» Input material:
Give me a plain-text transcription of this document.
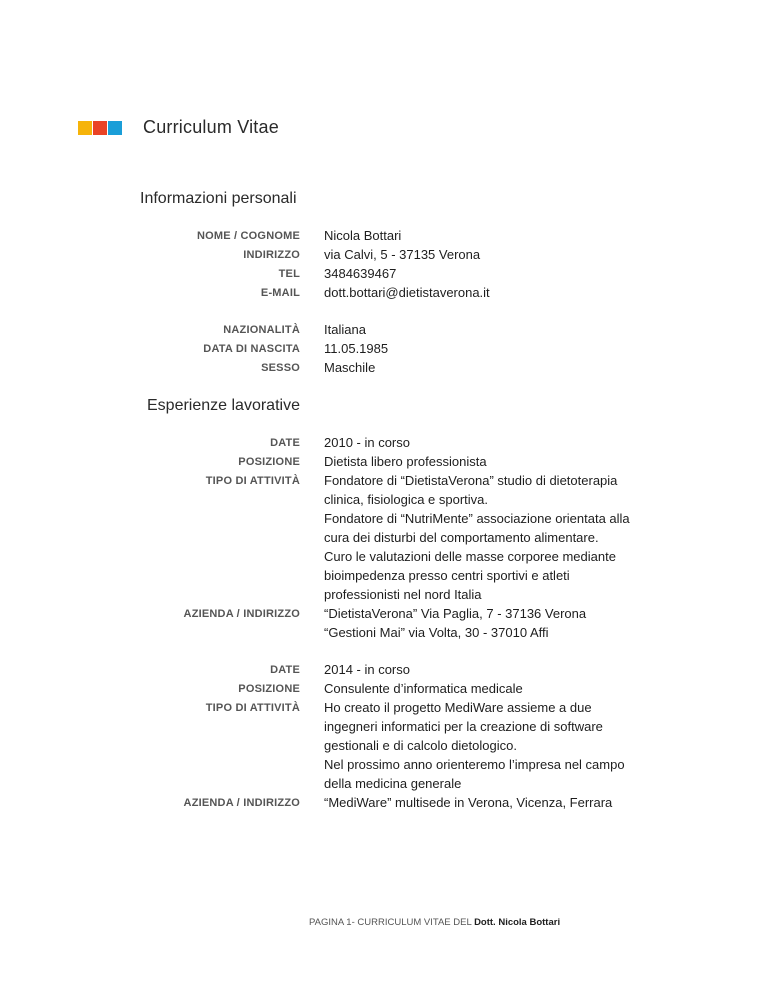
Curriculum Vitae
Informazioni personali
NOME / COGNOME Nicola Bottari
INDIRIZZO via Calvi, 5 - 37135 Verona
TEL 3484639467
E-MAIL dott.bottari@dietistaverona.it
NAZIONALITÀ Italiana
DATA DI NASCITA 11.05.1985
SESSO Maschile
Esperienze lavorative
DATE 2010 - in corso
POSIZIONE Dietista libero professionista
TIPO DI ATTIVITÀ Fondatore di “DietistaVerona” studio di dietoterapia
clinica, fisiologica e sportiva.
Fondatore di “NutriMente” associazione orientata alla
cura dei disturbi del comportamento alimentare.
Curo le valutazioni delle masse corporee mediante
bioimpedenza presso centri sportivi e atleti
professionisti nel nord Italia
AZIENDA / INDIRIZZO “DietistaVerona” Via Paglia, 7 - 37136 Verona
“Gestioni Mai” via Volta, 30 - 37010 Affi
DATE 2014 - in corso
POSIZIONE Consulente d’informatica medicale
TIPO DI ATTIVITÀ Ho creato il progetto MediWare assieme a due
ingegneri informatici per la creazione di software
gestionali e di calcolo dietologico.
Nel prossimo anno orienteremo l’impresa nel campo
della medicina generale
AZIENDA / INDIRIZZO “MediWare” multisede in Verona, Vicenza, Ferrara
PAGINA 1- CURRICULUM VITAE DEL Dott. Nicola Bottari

==

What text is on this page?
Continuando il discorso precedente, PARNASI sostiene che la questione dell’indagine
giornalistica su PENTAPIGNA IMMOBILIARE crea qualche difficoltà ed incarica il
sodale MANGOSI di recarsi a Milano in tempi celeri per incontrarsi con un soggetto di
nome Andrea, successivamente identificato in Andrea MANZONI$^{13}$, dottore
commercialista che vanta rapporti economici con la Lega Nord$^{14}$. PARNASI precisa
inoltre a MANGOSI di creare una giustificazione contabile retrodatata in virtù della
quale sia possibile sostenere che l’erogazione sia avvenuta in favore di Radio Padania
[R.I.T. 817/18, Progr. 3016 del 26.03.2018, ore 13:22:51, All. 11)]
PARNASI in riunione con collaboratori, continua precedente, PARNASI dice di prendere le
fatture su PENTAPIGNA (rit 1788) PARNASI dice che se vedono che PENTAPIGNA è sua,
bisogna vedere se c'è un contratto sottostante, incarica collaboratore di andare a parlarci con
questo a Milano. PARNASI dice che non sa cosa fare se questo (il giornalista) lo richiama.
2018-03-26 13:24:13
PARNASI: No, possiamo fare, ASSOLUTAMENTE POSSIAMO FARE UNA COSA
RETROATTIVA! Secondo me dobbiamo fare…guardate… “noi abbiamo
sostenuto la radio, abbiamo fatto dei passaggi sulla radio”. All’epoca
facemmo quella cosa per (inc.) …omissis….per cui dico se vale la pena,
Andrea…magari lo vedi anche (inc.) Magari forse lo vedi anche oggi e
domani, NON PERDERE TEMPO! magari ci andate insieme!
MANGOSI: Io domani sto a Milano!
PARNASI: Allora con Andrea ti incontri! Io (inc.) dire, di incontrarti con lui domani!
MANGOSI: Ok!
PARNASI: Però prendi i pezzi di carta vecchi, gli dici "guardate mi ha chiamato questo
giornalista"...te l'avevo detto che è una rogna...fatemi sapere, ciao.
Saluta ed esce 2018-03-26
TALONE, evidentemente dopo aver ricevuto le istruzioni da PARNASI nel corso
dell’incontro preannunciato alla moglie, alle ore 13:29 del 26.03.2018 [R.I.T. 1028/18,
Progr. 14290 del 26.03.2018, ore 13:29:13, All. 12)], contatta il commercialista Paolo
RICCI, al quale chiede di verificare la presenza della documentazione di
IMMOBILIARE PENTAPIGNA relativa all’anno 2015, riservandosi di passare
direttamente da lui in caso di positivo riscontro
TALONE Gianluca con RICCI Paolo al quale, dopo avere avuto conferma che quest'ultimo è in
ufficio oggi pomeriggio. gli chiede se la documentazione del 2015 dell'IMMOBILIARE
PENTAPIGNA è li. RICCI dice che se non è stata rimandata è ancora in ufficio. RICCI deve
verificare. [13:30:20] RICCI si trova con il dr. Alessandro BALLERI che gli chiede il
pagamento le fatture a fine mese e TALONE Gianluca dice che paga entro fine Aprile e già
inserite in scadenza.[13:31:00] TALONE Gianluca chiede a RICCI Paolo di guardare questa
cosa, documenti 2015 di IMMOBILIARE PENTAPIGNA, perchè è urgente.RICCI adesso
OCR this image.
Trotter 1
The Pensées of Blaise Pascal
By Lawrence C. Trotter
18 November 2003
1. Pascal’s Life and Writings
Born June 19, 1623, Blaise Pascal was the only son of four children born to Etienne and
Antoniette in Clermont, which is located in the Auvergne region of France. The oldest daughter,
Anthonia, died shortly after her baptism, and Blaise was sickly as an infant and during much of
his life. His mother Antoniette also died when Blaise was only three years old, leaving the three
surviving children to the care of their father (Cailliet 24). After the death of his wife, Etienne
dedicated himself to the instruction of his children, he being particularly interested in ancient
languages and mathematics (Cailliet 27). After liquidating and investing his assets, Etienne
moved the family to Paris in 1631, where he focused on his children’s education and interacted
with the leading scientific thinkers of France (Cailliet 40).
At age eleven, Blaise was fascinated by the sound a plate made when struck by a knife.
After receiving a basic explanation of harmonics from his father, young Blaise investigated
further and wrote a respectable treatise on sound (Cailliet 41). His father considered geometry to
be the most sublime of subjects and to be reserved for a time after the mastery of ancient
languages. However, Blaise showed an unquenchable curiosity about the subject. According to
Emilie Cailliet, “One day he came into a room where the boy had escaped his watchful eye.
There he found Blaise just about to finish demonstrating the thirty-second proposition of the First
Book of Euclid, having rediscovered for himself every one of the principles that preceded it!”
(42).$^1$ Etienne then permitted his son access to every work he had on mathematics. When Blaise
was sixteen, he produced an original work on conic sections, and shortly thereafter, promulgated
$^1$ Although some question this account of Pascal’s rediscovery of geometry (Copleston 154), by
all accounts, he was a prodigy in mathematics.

» Exercise requirements:
Copy every line of the listing that contains the word "Milano".

» Output of the exercise:
sodale MANGOSI di recarsi a Milano in tempi celeri per incontrarsi con un soggetto di
questo a Milano. PARNASI dice che non sa cosa fare se questo (il giornalista) lo richiama.
MANGOSI: Io domani sto a Milano!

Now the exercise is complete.